Your task is to repeat the lines below exactly, excluding any pictures they contain.
⟨
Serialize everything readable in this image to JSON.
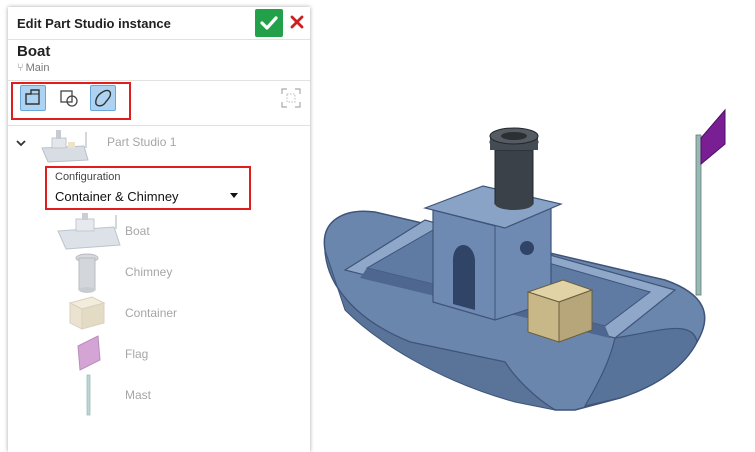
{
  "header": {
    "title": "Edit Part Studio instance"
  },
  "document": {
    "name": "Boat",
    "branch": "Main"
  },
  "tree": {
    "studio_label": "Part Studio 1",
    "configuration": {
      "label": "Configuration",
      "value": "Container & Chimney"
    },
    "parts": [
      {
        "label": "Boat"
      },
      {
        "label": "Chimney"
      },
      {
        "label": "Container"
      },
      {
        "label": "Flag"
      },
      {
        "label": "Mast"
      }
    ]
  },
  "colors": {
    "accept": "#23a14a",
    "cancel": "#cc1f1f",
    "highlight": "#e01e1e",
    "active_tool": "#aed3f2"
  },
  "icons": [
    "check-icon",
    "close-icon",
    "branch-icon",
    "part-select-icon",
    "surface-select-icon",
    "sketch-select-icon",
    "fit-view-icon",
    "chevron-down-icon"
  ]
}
⟩
* _Reply to the task_:
Serialize everything readable in this image to JSON.
{
  "header": {
    "title": "Edit Part Studio instance"
  },
  "document": {
    "name": "Boat",
    "branch": "Main"
  },
  "tree": {
    "studio_label": "Part Studio 1",
    "configuration": {
      "label": "Configuration",
      "value": "Container & Chimney"
    },
    "parts": [
      {
        "label": "Boat"
      },
      {
        "label": "Chimney"
      },
      {
        "label": "Container"
      },
      {
        "label": "Flag"
      },
      {
        "label": "Mast"
      }
    ]
  },
  "colors": {
    "accept": "#23a14a",
    "cancel": "#cc1f1f",
    "highlight": "#e01e1e",
    "active_tool": "#aed3f2"
  },
  "icons": [
    "check-icon",
    "close-icon",
    "branch-icon",
    "part-select-icon",
    "surface-select-icon",
    "sketch-select-icon",
    "fit-view-icon",
    "chevron-down-icon"
  ]
}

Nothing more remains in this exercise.